CHALLENGE >> Which lines hold the string "一审法院于"? Copy every one of them.

INFORMATION SHOWN >>

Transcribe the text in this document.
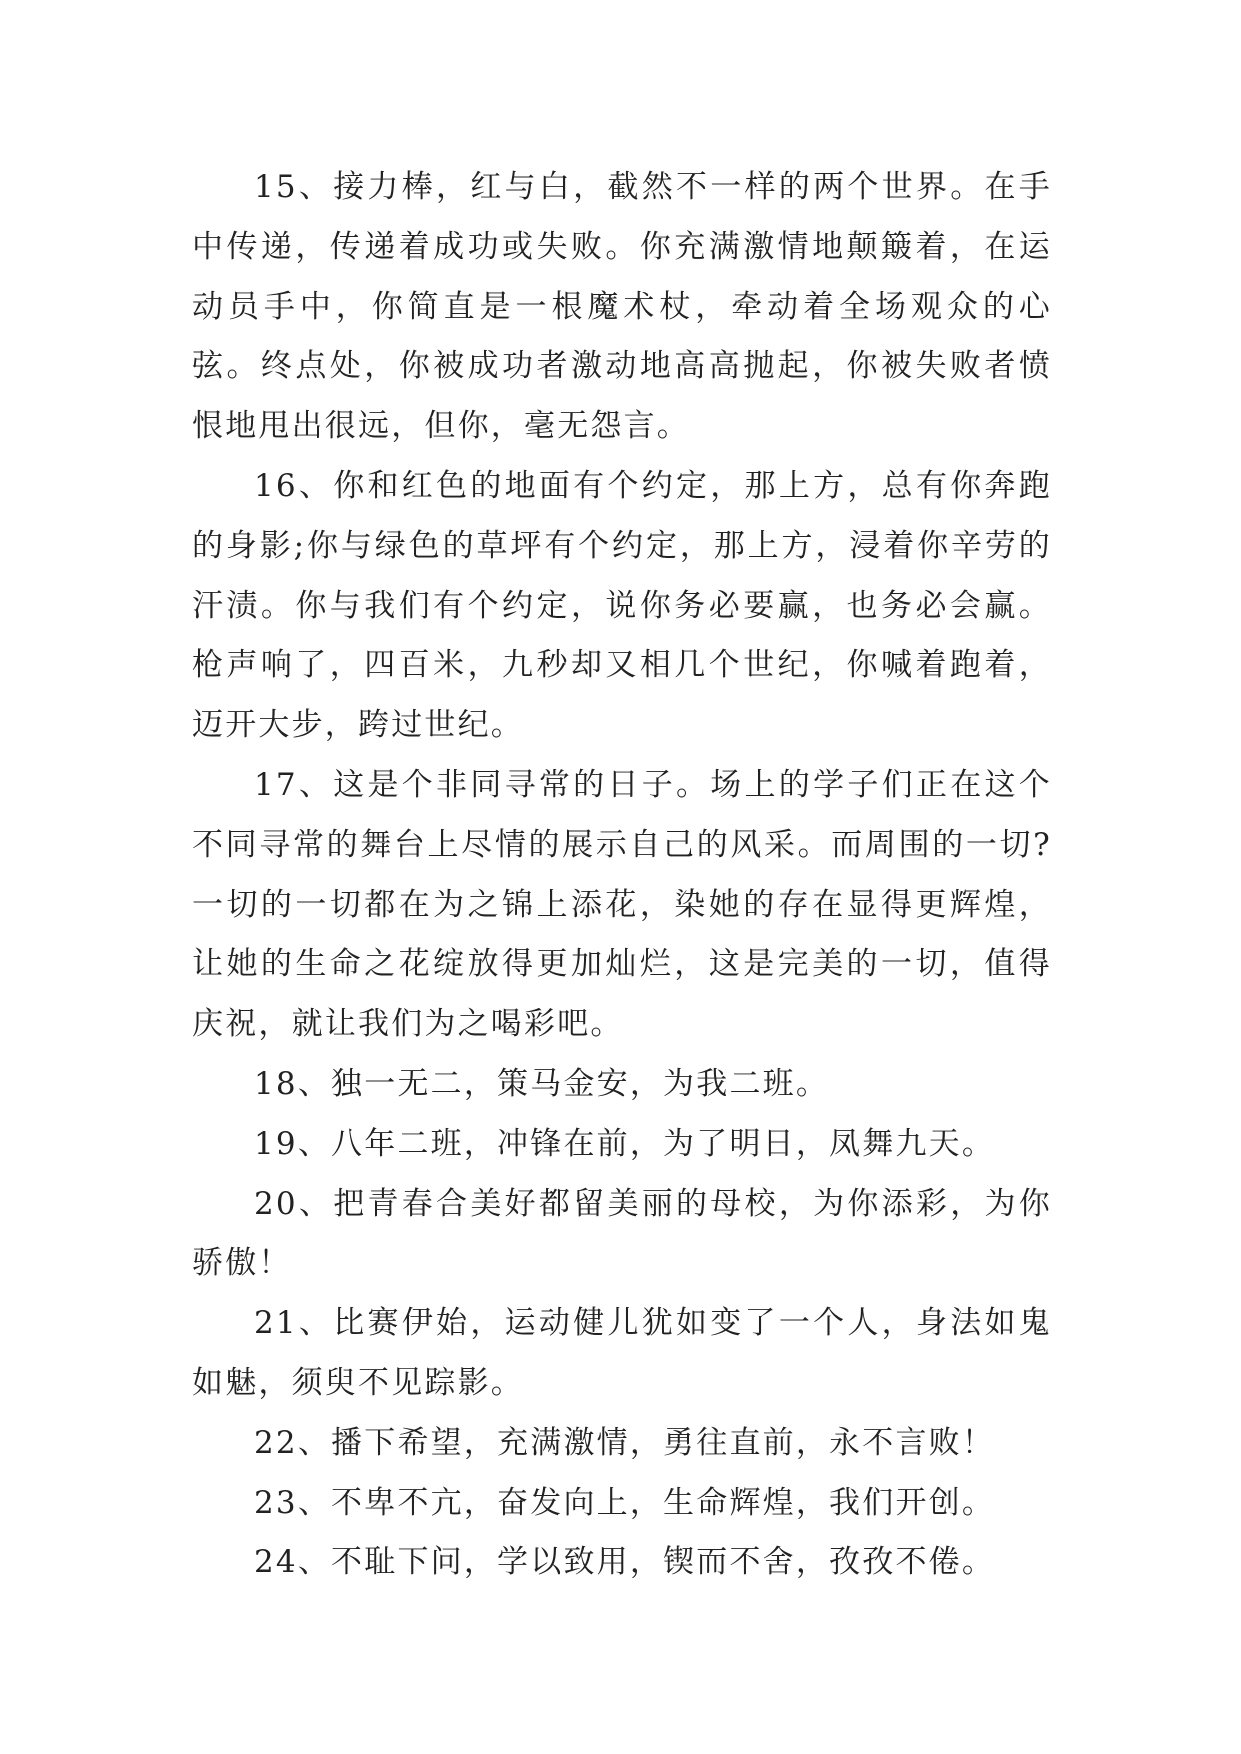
15、接力棒，红与白，截然不一样的两个世界。在手中传递，传递着成功或失败。你充满激情地颠簸着，在运动员手中，你简直是一根魔术杖，牵动着全场观众的心弦。终点处，你被成功者激动地高高抛起，你被失败者愤恨地甩出很远，但你，毫无怨言。

16、你和红色的地面有个约定，那上方，总有你奔跑的身影;你与绿色的草坪有个约定，那上方，浸着你辛劳的汗渍。你与我们有个约定，说你务必要赢，也务必会赢。枪声响了，四百米，九秒却又相几个世纪，你喊着跑着，迈开大步，跨过世纪。

17、这是个非同寻常的日子。场上的学子们正在这个不同寻常的舞台上尽情的展示自己的风采。而周围的一切?一切的一切都在为之锦上添花，染她的存在显得更辉煌，让她的生命之花绽放得更加灿烂，这是完美的一切，值得庆祝，就让我们为之喝彩吧。

18、独一无二，策马金安，为我二班。

19、八年二班，冲锋在前，为了明日，凤舞九天。

20、把青春合美好都留美丽的母校，为你添彩，为你骄傲！

21、比赛伊始，运动健儿犹如变了一个人，身法如鬼如魅，须臾不见踪影。

22、播下希望，充满激情，勇往直前，永不言败！

23、不卑不亢，奋发向上，生命辉煌，我们开创。

24、不耻下问，学以致用，锲而不舍，孜孜不倦。
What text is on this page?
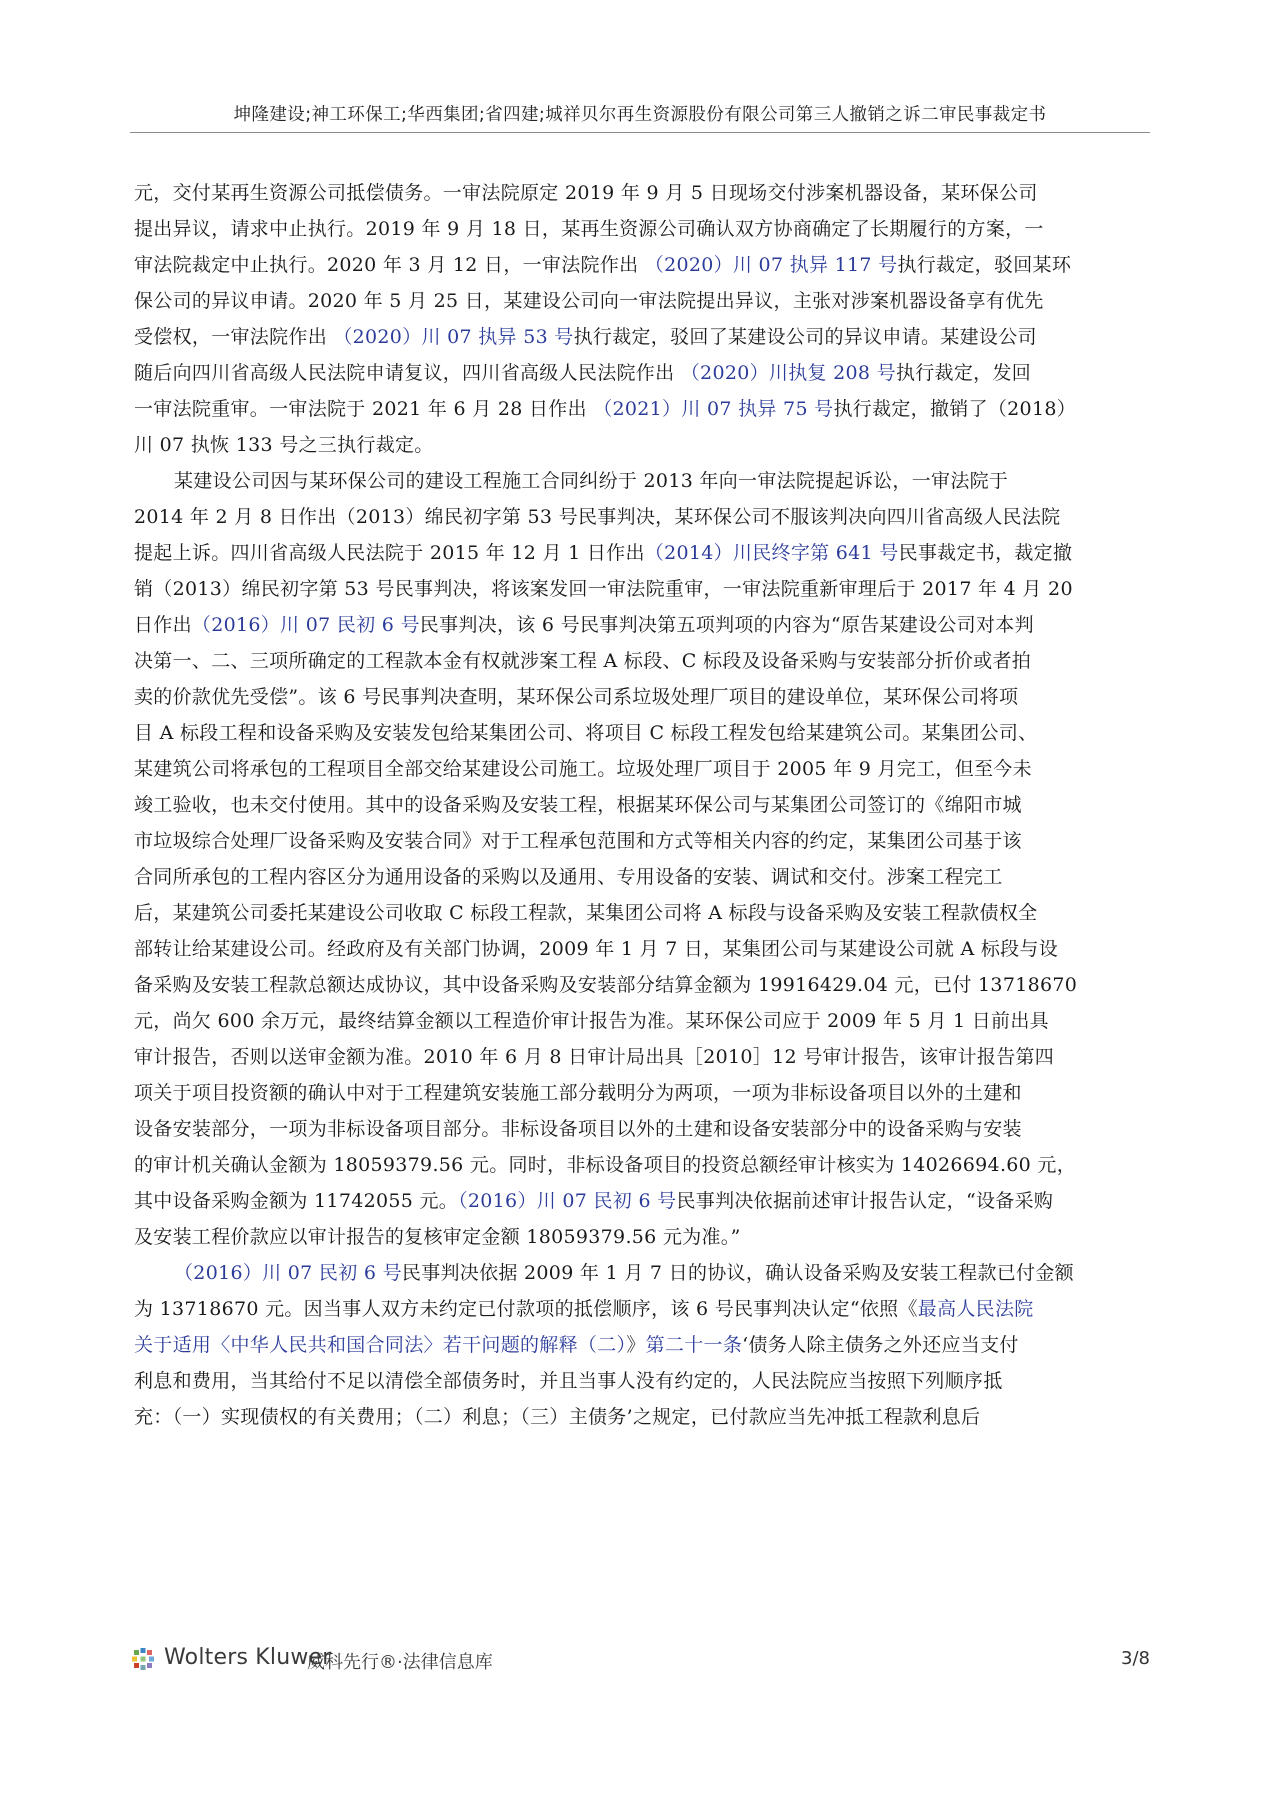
坤隆建设;神工环保工;华西集团;省四建;城祥贝尔再生资源股份有限公司第三人撤销之诉二审民事裁定书

元，交付某再生资源公司抵偿债务。一审法院原定 2019 年 9 月 5 日现场交付涉案机器设备，某环保公司
提出异议，请求中止执行。2019 年 9 月 18 日，某再生资源公司确认双方协商确定了长期履行的方案，一
审法院裁定中止执行。2020 年 3 月 12 日，一审法院作出 （2020）川 07 执异 117 号执行裁定，驳回某环
保公司的异议申请。2020 年 5 月 25 日，某建设公司向一审法院提出异议，主张对涉案机器设备享有优先
受偿权，一审法院作出 （2020）川 07 执异 53 号执行裁定，驳回了某建设公司的异议申请。某建设公司
随后向四川省高级人民法院申请复议，四川省高级人民法院作出 （2020）川执复 208 号执行裁定，发回
一审法院重审。一审法院于 2021 年 6 月 28 日作出 （2021）川 07 执异 75 号执行裁定，撤销了（2018）
川 07 执恢 133 号之三执行裁定。

某建设公司因与某环保公司的建设工程施工合同纠纷于 2013 年向一审法院提起诉讼，一审法院于

2014 年 2 月 8 日作出（2013）绵民初字第 53 号民事判决，某环保公司不服该判决向四川省高级人民法院
提起上诉。四川省高级人民法院于 2015 年 12 月 1 日作出（2014）川民终字第 641 号民事裁定书，裁定撤
销（2013）绵民初字第 53 号民事判决，将该案发回一审法院重审，一审法院重新审理后于 2017 年 4 月 20
日作出（2016）川 07 民初 6 号民事判决，该 6 号民事判决第五项判项的内容为“原告某建设公司对本判
决第一、二、三项所确定的工程款本金有权就涉案工程 A 标段、C 标段及设备采购与安装部分折价或者拍
卖的价款优先受偿”。该 6 号民事判决查明，某环保公司系垃圾处理厂项目的建设单位，某环保公司将项
目 A 标段工程和设备采购及安装发包给某集团公司、将项目 C 标段工程发包给某建筑公司。某集团公司、
某建筑公司将承包的工程项目全部交给某建设公司施工。垃圾处理厂项目于 2005 年 9 月完工，但至今未
竣工验收，也未交付使用。其中的设备采购及安装工程，根据某环保公司与某集团公司签订的《绵阳市城
市垃圾综合处理厂设备采购及安装合同》对于工程承包范围和方式等相关内容的约定，某集团公司基于该
合同所承包的工程内容区分为通用设备的采购以及通用、专用设备的安装、调试和交付。涉案工程完工
后，某建筑公司委托某建设公司收取 C 标段工程款，某集团公司将 A 标段与设备采购及安装工程款债权全
部转让给某建设公司。经政府及有关部门协调，2009 年 1 月 7 日，某集团公司与某建设公司就 A 标段与设
备采购及安装工程款总额达成协议，其中设备采购及安装部分结算金额为 19916429.04 元，已付 13718670
元，尚欠 600 余万元，最终结算金额以工程造价审计报告为准。某环保公司应于 2009 年 5 月 1 日前出具
审计报告，否则以送审金额为准。2010 年 6 月 8 日审计局出具［2010］12 号审计报告，该审计报告第四
项关于项目投资额的确认中对于工程建筑安装施工部分载明分为两项，一项为非标设备项目以外的土建和
设备安装部分，一项为非标设备项目部分。非标设备项目以外的土建和设备安装部分中的设备采购与安装
的审计机关确认金额为 18059379.56 元。同时，非标设备项目的投资总额经审计核实为 14026694.60 元，
其中设备采购金额为 11742055 元。（2016）川 07 民初 6 号民事判决依据前述审计报告认定，“设备采购
及安装工程价款应以审计报告的复核审定金额 18059379.56 元为准。”

（2016）川 07 民初 6 号民事判决依据 2009 年 1 月 7 日的协议，确认设备采购及安装工程款已付金额

为 13718670 元。因当事人双方未约定已付款项的抵偿顺序，该 6 号民事判决认定“依照《最高人民法院
关于适用〈中华人民共和国合同法〉若干问题的解释（二）》第二十一条‘债务人除主债务之外还应当支付
利息和费用，当其给付不足以清偿全部债务时，并且当事人没有约定的，人民法院应当按照下列顺序抵
充：（一）实现债权的有关费用；（二）利息；（三）主债务’之规定，已付款应当先冲抵工程款利息后

Wolters Kluwer
威科先行®·法律信息库	3/8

THE ANSWER >>
一审法院重审。一审法院于 2021 年 6 月 28 日作出 （2021）川 07 执异 75 号执行裁定，撤销了（2018）
某建设公司因与某环保公司的建设工程施工合同纠纷于 2013 年向一审法院提起诉讼，一审法院于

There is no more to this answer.